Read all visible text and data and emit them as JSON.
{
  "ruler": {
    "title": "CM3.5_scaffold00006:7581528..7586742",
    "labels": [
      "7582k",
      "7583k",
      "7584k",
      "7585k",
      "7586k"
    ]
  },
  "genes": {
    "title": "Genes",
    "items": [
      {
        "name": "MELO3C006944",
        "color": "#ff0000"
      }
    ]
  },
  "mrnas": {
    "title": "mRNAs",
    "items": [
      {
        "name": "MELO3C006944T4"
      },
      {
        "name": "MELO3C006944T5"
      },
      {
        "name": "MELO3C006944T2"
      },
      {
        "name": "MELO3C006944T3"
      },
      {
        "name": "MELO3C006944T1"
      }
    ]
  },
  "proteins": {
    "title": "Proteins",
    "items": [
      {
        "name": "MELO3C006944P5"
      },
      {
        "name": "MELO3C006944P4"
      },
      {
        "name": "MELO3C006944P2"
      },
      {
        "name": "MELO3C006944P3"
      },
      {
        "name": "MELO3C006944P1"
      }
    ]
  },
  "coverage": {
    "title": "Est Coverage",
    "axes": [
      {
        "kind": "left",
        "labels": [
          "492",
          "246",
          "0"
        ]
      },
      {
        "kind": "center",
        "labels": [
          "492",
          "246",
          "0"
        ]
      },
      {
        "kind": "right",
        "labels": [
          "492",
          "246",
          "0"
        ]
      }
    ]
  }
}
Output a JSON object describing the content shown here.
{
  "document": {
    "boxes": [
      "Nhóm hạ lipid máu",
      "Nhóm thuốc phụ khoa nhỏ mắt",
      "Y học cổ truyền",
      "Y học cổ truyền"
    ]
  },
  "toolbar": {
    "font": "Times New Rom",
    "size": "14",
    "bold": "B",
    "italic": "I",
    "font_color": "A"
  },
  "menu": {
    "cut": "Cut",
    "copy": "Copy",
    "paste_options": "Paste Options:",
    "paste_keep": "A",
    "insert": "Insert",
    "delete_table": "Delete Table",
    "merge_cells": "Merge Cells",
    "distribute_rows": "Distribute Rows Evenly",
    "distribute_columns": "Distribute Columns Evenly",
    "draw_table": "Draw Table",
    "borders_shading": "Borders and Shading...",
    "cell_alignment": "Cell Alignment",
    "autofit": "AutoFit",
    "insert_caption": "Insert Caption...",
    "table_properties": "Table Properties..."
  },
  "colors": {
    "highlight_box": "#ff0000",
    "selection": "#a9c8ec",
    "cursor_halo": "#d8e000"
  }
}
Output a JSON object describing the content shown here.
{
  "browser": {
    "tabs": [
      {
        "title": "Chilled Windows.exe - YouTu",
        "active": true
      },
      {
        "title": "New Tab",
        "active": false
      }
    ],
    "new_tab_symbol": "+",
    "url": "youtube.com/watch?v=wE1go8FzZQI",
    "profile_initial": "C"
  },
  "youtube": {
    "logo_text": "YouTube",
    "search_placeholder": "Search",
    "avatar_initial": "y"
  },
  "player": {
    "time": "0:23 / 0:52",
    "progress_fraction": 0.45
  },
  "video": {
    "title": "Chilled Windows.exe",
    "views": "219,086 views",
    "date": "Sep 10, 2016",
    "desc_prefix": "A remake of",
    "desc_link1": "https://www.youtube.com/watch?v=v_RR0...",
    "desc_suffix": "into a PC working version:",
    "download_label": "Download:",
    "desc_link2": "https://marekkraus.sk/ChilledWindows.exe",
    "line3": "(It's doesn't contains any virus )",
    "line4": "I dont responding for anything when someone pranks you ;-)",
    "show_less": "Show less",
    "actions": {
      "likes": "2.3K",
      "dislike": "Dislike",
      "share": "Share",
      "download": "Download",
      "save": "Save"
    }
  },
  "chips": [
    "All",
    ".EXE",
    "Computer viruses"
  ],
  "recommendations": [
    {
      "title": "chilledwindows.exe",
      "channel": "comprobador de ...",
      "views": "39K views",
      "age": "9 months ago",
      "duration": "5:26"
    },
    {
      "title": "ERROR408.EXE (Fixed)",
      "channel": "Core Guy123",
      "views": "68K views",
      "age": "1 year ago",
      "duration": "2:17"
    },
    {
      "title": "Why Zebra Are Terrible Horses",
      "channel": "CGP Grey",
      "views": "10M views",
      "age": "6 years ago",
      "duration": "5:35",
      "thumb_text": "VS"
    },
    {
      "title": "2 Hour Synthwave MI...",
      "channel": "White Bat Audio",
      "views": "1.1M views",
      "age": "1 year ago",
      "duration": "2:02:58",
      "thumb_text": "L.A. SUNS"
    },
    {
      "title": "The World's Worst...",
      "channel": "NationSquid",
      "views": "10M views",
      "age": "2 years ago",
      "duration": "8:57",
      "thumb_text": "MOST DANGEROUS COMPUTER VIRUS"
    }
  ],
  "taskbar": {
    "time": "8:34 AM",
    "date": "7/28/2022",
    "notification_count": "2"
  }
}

•••

:: What to work on ::
The data above must be restated word for word.

:: Result for this exercise ::
Read all visible text and data and emit them as JSON.
{
  "ruler": {
    "title": "CM3.5_scaffold00006:7581528..7586742",
    "labels": [
      "7582k",
      "7583k",
      "7584k",
      "7585k",
      "7586k"
    ]
  },
  "genes": {
    "title": "Genes",
    "items": [
      {
        "name": "MELO3C006944",
        "color": "#ff0000"
      }
    ]
  },
  "mrnas": {
    "title": "mRNAs",
    "items": [
      {
        "name": "MELO3C006944T4"
      },
      {
        "name": "MELO3C006944T5"
      },
      {
        "name": "MELO3C006944T2"
      },
      {
        "name": "MELO3C006944T3"
      },
      {
        "name": "MELO3C006944T1"
      }
    ]
  },
  "proteins": {
    "title": "Proteins",
    "items": [
      {
        "name": "MELO3C006944P5"
      },
      {
        "name": "MELO3C006944P4"
      },
      {
        "name": "MELO3C006944P2"
      },
      {
        "name": "MELO3C006944P3"
      },
      {
        "name": "MELO3C006944P1"
      }
    ]
  },
  "coverage": {
    "title": "Est Coverage",
    "axes": [
      {
        "kind": "left",
        "labels": [
          "492",
          "246",
          "0"
        ]
      },
      {
        "kind": "center",
        "labels": [
          "492",
          "246",
          "0"
        ]
      },
      {
        "kind": "right",
        "labels": [
          "492",
          "246",
          "0"
        ]
      }
    ]
  }
}
Output a JSON object describing the content shown here.
{
  "document": {
    "boxes": [
      "Nhóm hạ lipid máu",
      "Nhóm thuốc phụ khoa nhỏ mắt",
      "Y học cổ truyền",
      "Y học cổ truyền"
    ]
  },
  "toolbar": {
    "font": "Times New Rom",
    "size": "14",
    "bold": "B",
    "italic": "I",
    "font_color": "A"
  },
  "menu": {
    "cut": "Cut",
    "copy": "Copy",
    "paste_options": "Paste Options:",
    "paste_keep": "A",
    "insert": "Insert",
    "delete_table": "Delete Table",
    "merge_cells": "Merge Cells",
    "distribute_rows": "Distribute Rows Evenly",
    "distribute_columns": "Distribute Columns Evenly",
    "draw_table": "Draw Table",
    "borders_shading": "Borders and Shading...",
    "cell_alignment": "Cell Alignment",
    "autofit": "AutoFit",
    "insert_caption": "Insert Caption...",
    "table_properties": "Table Properties..."
  },
  "colors": {
    "highlight_box": "#ff0000",
    "selection": "#a9c8ec",
    "cursor_halo": "#d8e000"
  }
}
Output a JSON object describing the content shown here.
{
  "browser": {
    "tabs": [
      {
        "title": "Chilled Windows.exe - YouTu",
        "active": true
      },
      {
        "title": "New Tab",
        "active": false
      }
    ],
    "new_tab_symbol": "+",
    "url": "youtube.com/watch?v=wE1go8FzZQI",
    "profile_initial": "C"
  },
  "youtube": {
    "logo_text": "YouTube",
    "search_placeholder": "Search",
    "avatar_initial": "y"
  },
  "player": {
    "time": "0:23 / 0:52",
    "progress_fraction": 0.45
  },
  "video": {
    "title": "Chilled Windows.exe",
    "views": "219,086 views",
    "date": "Sep 10, 2016",
    "desc_prefix": "A remake of",
    "desc_link1": "https://www.youtube.com/watch?v=v_RR0...",
    "desc_suffix": "into a PC working version:",
    "download_label": "Download:",
    "desc_link2": "https://marekkraus.sk/ChilledWindows.exe",
    "line3": "(It's doesn't contains any virus )",
    "line4": "I dont responding for anything when someone pranks you ;-)",
    "show_less": "Show less",
    "actions": {
      "likes": "2.3K",
      "dislike": "Dislike",
      "share": "Share",
      "download": "Download",
      "save": "Save"
    }
  },
  "chips": [
    "All",
    ".EXE",
    "Computer viruses"
  ],
  "recommendations": [
    {
      "title": "chilledwindows.exe",
      "channel": "comprobador de ...",
      "views": "39K views",
      "age": "9 months ago",
      "duration": "5:26"
    },
    {
      "title": "ERROR408.EXE (Fixed)",
      "channel": "Core Guy123",
      "views": "68K views",
      "age": "1 year ago",
      "duration": "2:17"
    },
    {
      "title": "Why Zebra Are Terrible Horses",
      "channel": "CGP Grey",
      "views": "10M views",
      "age": "6 years ago",
      "duration": "5:35",
      "thumb_text": "VS"
    },
    {
      "title": "2 Hour Synthwave MI...",
      "channel": "White Bat Audio",
      "views": "1.1M views",
      "age": "1 year ago",
      "duration": "2:02:58",
      "thumb_text": "L.A. SUNS"
    },
    {
      "title": "The World's Worst...",
      "channel": "NationSquid",
      "views": "10M views",
      "age": "2 years ago",
      "duration": "8:57",
      "thumb_text": "MOST DANGEROUS COMPUTER VIRUS"
    }
  ],
  "taskbar": {
    "time": "8:34 AM",
    "date": "7/28/2022",
    "notification_count": "2"
  }
}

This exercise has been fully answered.